--- START ---

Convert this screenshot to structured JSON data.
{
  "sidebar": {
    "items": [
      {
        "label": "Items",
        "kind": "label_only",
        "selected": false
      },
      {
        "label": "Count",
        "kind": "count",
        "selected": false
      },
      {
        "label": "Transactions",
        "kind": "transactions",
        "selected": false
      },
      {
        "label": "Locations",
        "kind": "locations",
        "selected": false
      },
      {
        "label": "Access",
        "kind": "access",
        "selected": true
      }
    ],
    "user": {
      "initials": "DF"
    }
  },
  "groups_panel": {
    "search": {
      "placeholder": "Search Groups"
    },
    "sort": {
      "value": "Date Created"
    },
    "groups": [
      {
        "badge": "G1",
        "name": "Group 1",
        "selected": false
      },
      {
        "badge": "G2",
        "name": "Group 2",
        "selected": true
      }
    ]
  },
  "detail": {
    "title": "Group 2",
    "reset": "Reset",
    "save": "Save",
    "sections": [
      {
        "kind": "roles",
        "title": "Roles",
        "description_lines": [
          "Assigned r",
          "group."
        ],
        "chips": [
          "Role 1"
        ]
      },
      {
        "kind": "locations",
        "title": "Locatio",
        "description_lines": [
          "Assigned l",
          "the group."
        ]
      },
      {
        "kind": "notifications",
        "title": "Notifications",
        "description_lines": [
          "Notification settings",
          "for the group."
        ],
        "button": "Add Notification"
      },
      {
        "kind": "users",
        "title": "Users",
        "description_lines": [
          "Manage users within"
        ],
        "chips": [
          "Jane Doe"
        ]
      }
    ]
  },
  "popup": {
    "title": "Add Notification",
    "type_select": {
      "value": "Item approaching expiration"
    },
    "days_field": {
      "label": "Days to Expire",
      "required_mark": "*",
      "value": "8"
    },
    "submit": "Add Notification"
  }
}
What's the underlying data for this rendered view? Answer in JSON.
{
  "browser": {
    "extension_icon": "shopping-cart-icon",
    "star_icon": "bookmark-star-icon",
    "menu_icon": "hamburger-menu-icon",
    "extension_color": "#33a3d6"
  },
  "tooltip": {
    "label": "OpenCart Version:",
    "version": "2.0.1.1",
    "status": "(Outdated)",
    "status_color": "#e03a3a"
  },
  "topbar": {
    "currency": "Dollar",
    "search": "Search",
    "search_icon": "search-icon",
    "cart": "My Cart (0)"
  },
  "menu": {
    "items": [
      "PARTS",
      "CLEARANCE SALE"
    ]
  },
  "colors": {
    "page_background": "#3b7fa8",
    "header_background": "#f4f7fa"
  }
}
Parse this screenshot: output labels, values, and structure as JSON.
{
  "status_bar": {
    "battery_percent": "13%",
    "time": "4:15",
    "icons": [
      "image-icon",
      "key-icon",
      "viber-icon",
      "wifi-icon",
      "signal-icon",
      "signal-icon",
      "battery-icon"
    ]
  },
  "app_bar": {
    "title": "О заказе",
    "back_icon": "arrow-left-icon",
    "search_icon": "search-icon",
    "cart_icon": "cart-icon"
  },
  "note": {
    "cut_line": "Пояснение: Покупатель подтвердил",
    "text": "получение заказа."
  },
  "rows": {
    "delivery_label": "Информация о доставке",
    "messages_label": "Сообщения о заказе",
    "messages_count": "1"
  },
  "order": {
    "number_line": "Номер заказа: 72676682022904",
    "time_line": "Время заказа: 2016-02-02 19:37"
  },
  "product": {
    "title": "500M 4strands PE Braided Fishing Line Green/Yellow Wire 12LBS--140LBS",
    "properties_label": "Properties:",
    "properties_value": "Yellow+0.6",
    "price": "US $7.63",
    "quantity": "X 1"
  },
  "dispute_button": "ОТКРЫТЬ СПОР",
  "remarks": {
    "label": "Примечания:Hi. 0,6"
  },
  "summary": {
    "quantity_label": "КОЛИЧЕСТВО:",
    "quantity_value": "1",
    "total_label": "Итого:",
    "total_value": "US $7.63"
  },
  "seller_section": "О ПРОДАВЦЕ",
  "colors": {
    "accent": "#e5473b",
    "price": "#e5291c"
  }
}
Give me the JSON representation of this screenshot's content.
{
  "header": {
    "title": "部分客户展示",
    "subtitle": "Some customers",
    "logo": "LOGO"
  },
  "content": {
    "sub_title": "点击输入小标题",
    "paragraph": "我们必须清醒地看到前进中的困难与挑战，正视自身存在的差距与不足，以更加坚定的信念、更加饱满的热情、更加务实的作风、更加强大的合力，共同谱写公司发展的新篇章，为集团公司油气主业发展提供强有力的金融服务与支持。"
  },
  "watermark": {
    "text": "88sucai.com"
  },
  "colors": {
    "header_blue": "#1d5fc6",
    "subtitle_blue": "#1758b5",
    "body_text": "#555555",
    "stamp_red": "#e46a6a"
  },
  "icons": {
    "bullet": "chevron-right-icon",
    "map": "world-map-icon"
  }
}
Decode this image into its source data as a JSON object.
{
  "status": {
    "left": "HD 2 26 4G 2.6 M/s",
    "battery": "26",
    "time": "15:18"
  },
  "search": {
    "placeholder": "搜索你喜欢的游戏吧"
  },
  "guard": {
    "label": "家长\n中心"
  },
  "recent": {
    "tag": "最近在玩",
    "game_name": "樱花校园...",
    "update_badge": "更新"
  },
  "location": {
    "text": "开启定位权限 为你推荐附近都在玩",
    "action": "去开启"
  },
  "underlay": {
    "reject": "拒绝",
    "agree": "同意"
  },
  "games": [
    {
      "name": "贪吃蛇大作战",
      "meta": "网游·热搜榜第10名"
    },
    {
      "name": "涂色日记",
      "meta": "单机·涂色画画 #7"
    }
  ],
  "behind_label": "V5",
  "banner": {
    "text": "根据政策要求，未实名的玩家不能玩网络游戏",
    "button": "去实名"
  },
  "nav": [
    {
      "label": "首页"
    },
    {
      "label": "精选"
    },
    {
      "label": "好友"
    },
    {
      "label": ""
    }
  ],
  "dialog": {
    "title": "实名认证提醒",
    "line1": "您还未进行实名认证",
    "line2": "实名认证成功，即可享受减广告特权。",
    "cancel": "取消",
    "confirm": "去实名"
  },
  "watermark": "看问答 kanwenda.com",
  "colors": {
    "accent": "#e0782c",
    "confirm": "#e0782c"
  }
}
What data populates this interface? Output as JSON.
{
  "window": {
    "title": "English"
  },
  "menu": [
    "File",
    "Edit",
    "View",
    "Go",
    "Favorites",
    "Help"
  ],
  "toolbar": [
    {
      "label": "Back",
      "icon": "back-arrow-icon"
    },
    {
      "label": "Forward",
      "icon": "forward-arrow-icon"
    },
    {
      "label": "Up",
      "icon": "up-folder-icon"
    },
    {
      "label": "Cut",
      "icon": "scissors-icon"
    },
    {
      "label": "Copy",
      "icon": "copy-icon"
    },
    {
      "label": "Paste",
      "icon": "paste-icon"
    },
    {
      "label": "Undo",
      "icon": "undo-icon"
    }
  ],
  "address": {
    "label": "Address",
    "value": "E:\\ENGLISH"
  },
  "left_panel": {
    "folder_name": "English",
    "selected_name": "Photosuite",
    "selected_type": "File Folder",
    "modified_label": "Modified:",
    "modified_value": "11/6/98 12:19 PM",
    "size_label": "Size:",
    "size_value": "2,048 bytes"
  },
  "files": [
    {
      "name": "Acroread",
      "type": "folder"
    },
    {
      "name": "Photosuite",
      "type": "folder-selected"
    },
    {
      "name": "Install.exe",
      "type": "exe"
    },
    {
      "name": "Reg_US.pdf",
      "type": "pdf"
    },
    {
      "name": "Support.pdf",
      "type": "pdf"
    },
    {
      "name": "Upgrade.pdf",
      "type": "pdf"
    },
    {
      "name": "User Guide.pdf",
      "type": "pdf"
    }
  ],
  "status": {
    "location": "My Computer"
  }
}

--- END ---

Written instruction: Send back every record, precisely as written.

Finished exercise:
Convert this screenshot to structured JSON data.
{
  "sidebar": {
    "items": [
      {
        "label": "Items",
        "kind": "label_only",
        "selected": false
      },
      {
        "label": "Count",
        "kind": "count",
        "selected": false
      },
      {
        "label": "Transactions",
        "kind": "transactions",
        "selected": false
      },
      {
        "label": "Locations",
        "kind": "locations",
        "selected": false
      },
      {
        "label": "Access",
        "kind": "access",
        "selected": true
      }
    ],
    "user": {
      "initials": "DF"
    }
  },
  "groups_panel": {
    "search": {
      "placeholder": "Search Groups"
    },
    "sort": {
      "value": "Date Created"
    },
    "groups": [
      {
        "badge": "G1",
        "name": "Group 1",
        "selected": false
      },
      {
        "badge": "G2",
        "name": "Group 2",
        "selected": true
      }
    ]
  },
  "detail": {
    "title": "Group 2",
    "reset": "Reset",
    "save": "Save",
    "sections": [
      {
        "kind": "roles",
        "title": "Roles",
        "description_lines": [
          "Assigned r",
          "group."
        ],
        "chips": [
          "Role 1"
        ]
      },
      {
        "kind": "locations",
        "title": "Locatio",
        "description_lines": [
          "Assigned l",
          "the group."
        ]
      },
      {
        "kind": "notifications",
        "title": "Notifications",
        "description_lines": [
          "Notification settings",
          "for the group."
        ],
        "button": "Add Notification"
      },
      {
        "kind": "users",
        "title": "Users",
        "description_lines": [
          "Manage users within"
        ],
        "chips": [
          "Jane Doe"
        ]
      }
    ]
  },
  "popup": {
    "title": "Add Notification",
    "type_select": {
      "value": "Item approaching expiration"
    },
    "days_field": {
      "label": "Days to Expire",
      "required_mark": "*",
      "value": "8"
    },
    "submit": "Add Notification"
  }
}
What's the underlying data for this rendered view? Answer in JSON.
{
  "browser": {
    "extension_icon": "shopping-cart-icon",
    "star_icon": "bookmark-star-icon",
    "menu_icon": "hamburger-menu-icon",
    "extension_color": "#33a3d6"
  },
  "tooltip": {
    "label": "OpenCart Version:",
    "version": "2.0.1.1",
    "status": "(Outdated)",
    "status_color": "#e03a3a"
  },
  "topbar": {
    "currency": "Dollar",
    "search": "Search",
    "search_icon": "search-icon",
    "cart": "My Cart (0)"
  },
  "menu": {
    "items": [
      "PARTS",
      "CLEARANCE SALE"
    ]
  },
  "colors": {
    "page_background": "#3b7fa8",
    "header_background": "#f4f7fa"
  }
}
Parse this screenshot: output labels, values, and structure as JSON.
{
  "status_bar": {
    "battery_percent": "13%",
    "time": "4:15",
    "icons": [
      "image-icon",
      "key-icon",
      "viber-icon",
      "wifi-icon",
      "signal-icon",
      "signal-icon",
      "battery-icon"
    ]
  },
  "app_bar": {
    "title": "О заказе",
    "back_icon": "arrow-left-icon",
    "search_icon": "search-icon",
    "cart_icon": "cart-icon"
  },
  "note": {
    "cut_line": "Пояснение: Покупатель подтвердил",
    "text": "получение заказа."
  },
  "rows": {
    "delivery_label": "Информация о доставке",
    "messages_label": "Сообщения о заказе",
    "messages_count": "1"
  },
  "order": {
    "number_line": "Номер заказа: 72676682022904",
    "time_line": "Время заказа: 2016-02-02 19:37"
  },
  "product": {
    "title": "500M 4strands PE Braided Fishing Line Green/Yellow Wire 12LBS--140LBS",
    "properties_label": "Properties:",
    "properties_value": "Yellow+0.6",
    "price": "US $7.63",
    "quantity": "X 1"
  },
  "dispute_button": "ОТКРЫТЬ СПОР",
  "remarks": {
    "label": "Примечания:Hi. 0,6"
  },
  "summary": {
    "quantity_label": "КОЛИЧЕСТВО:",
    "quantity_value": "1",
    "total_label": "Итого:",
    "total_value": "US $7.63"
  },
  "seller_section": "О ПРОДАВЦЕ",
  "colors": {
    "accent": "#e5473b",
    "price": "#e5291c"
  }
}
Give me the JSON representation of this screenshot's content.
{
  "header": {
    "title": "部分客户展示",
    "subtitle": "Some customers",
    "logo": "LOGO"
  },
  "content": {
    "sub_title": "点击输入小标题",
    "paragraph": "我们必须清醒地看到前进中的困难与挑战，正视自身存在的差距与不足，以更加坚定的信念、更加饱满的热情、更加务实的作风、更加强大的合力，共同谱写公司发展的新篇章，为集团公司油气主业发展提供强有力的金融服务与支持。"
  },
  "watermark": {
    "text": "88sucai.com"
  },
  "colors": {
    "header_blue": "#1d5fc6",
    "subtitle_blue": "#1758b5",
    "body_text": "#555555",
    "stamp_red": "#e46a6a"
  },
  "icons": {
    "bullet": "chevron-right-icon",
    "map": "world-map-icon"
  }
}
Decode this image into its source data as a JSON object.
{
  "status": {
    "left": "HD 2 26 4G 2.6 M/s",
    "battery": "26",
    "time": "15:18"
  },
  "search": {
    "placeholder": "搜索你喜欢的游戏吧"
  },
  "guard": {
    "label": "家长\n中心"
  },
  "recent": {
    "tag": "最近在玩",
    "game_name": "樱花校园...",
    "update_badge": "更新"
  },
  "location": {
    "text": "开启定位权限 为你推荐附近都在玩",
    "action": "去开启"
  },
  "underlay": {
    "reject": "拒绝",
    "agree": "同意"
  },
  "games": [
    {
      "name": "贪吃蛇大作战",
      "meta": "网游·热搜榜第10名"
    },
    {
      "name": "涂色日记",
      "meta": "单机·涂色画画 #7"
    }
  ],
  "behind_label": "V5",
  "banner": {
    "text": "根据政策要求，未实名的玩家不能玩网络游戏",
    "button": "去实名"
  },
  "nav": [
    {
      "label": "首页"
    },
    {
      "label": "精选"
    },
    {
      "label": "好友"
    },
    {
      "label": ""
    }
  ],
  "dialog": {
    "title": "实名认证提醒",
    "line1": "您还未进行实名认证",
    "line2": "实名认证成功，即可享受减广告特权。",
    "cancel": "取消",
    "confirm": "去实名"
  },
  "watermark": "看问答 kanwenda.com",
  "colors": {
    "accent": "#e0782c",
    "confirm": "#e0782c"
  }
}
What data populates this interface? Output as JSON.
{
  "window": {
    "title": "English"
  },
  "menu": [
    "File",
    "Edit",
    "View",
    "Go",
    "Favorites",
    "Help"
  ],
  "toolbar": [
    {
      "label": "Back",
      "icon": "back-arrow-icon"
    },
    {
      "label": "Forward",
      "icon": "forward-arrow-icon"
    },
    {
      "label": "Up",
      "icon": "up-folder-icon"
    },
    {
      "label": "Cut",
      "icon": "scissors-icon"
    },
    {
      "label": "Copy",
      "icon": "copy-icon"
    },
    {
      "label": "Paste",
      "icon": "paste-icon"
    },
    {
      "label": "Undo",
      "icon": "undo-icon"
    }
  ],
  "address": {
    "label": "Address",
    "value": "E:\\ENGLISH"
  },
  "left_panel": {
    "folder_name": "English",
    "selected_name": "Photosuite",
    "selected_type": "File Folder",
    "modified_label": "Modified:",
    "modified_value": "11/6/98 12:19 PM",
    "size_label": "Size:",
    "size_value": "2,048 bytes"
  },
  "files": [
    {
      "name": "Acroread",
      "type": "folder"
    },
    {
      "name": "Photosuite",
      "type": "folder-selected"
    },
    {
      "name": "Install.exe",
      "type": "exe"
    },
    {
      "name": "Reg_US.pdf",
      "type": "pdf"
    },
    {
      "name": "Support.pdf",
      "type": "pdf"
    },
    {
      "name": "Upgrade.pdf",
      "type": "pdf"
    },
    {
      "name": "User Guide.pdf",
      "type": "pdf"
    }
  ],
  "status": {
    "location": "My Computer"
  }
}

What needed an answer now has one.